[Dataset records]
════════════════════
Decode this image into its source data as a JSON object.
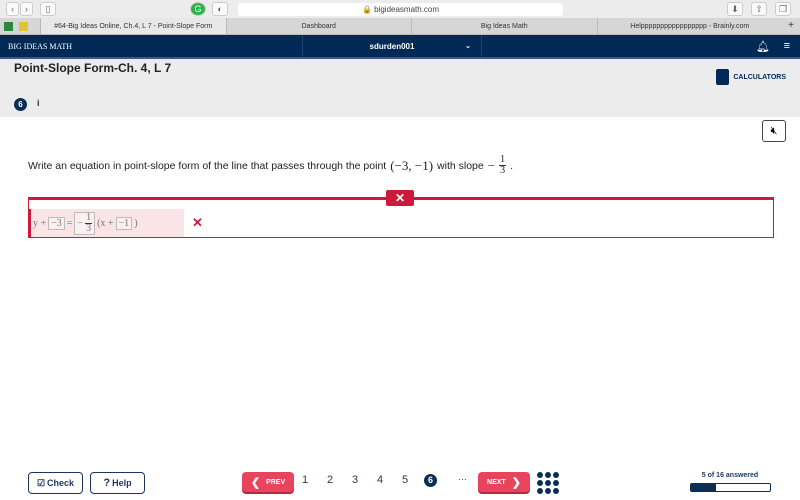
{
  "browser": {
    "url": "bigideasmath.com",
    "tabs": [
      {
        "label": "#64-Big Ideas Online, Ch.4, L 7 - Point-Slope Form",
        "active": true
      },
      {
        "label": "Dashboard"
      },
      {
        "label": "Big Ideas Math"
      },
      {
        "label": "Helppppppppppppppppp - Brainly.com"
      }
    ]
  },
  "nav": {
    "brand": "BIG IDEAS MATH",
    "user": "sdurden001"
  },
  "header": {
    "title": "Point-Slope Form-Ch. 4, L 7",
    "calculators": "CALCULATORS"
  },
  "question": {
    "number": "6",
    "info": "i",
    "text": "Write an equation in point-slope form of the line that passes through the point",
    "point": "(−3, −1)",
    "with_slope": "with slope",
    "slope_sign": "−",
    "slope_num": "1",
    "slope_den": "3",
    "end": "."
  },
  "answer": {
    "status": "incorrect",
    "y": "y +",
    "b1": "−3",
    "eq": "=",
    "sign": "−",
    "num": "1",
    "den": "3",
    "x": "(x +",
    "b2": "−1",
    "close": ")",
    "mark": "✕"
  },
  "footer": {
    "check": "Check",
    "help": "Help",
    "prev": "PREV",
    "next": "NEXT",
    "pages": [
      "1",
      "2",
      "3",
      "4",
      "5"
    ],
    "current": "6",
    "ellipsis": "···",
    "answered_label": "5 of 16 answered",
    "answered": 5,
    "total": 16
  },
  "colors": {
    "navy": "#002a55",
    "error": "#cc1a3a",
    "nav_button": "#e8445e"
  }
}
════════════════════
● **Stated task**
All records should be output exactly, with the pictures left out.

● **Correct response**
Decode this image into its source data as a JSON object.
{
  "browser": {
    "url": "bigideasmath.com",
    "tabs": [
      {
        "label": "#64-Big Ideas Online, Ch.4, L 7 - Point-Slope Form",
        "active": true
      },
      {
        "label": "Dashboard"
      },
      {
        "label": "Big Ideas Math"
      },
      {
        "label": "Helppppppppppppppppp - Brainly.com"
      }
    ]
  },
  "nav": {
    "brand": "BIG IDEAS MATH",
    "user": "sdurden001"
  },
  "header": {
    "title": "Point-Slope Form-Ch. 4, L 7",
    "calculators": "CALCULATORS"
  },
  "question": {
    "number": "6",
    "info": "i",
    "text": "Write an equation in point-slope form of the line that passes through the point",
    "point": "(−3, −1)",
    "with_slope": "with slope",
    "slope_sign": "−",
    "slope_num": "1",
    "slope_den": "3",
    "end": "."
  },
  "answer": {
    "status": "incorrect",
    "y": "y +",
    "b1": "−3",
    "eq": "=",
    "sign": "−",
    "num": "1",
    "den": "3",
    "x": "(x +",
    "b2": "−1",
    "close": ")",
    "mark": "✕"
  },
  "footer": {
    "check": "Check",
    "help": "Help",
    "prev": "PREV",
    "next": "NEXT",
    "pages": [
      "1",
      "2",
      "3",
      "4",
      "5"
    ],
    "current": "6",
    "ellipsis": "···",
    "answered_label": "5 of 16 answered",
    "answered": 5,
    "total": 16
  },
  "colors": {
    "navy": "#002a55",
    "error": "#cc1a3a",
    "nav_button": "#e8445e"
  }
}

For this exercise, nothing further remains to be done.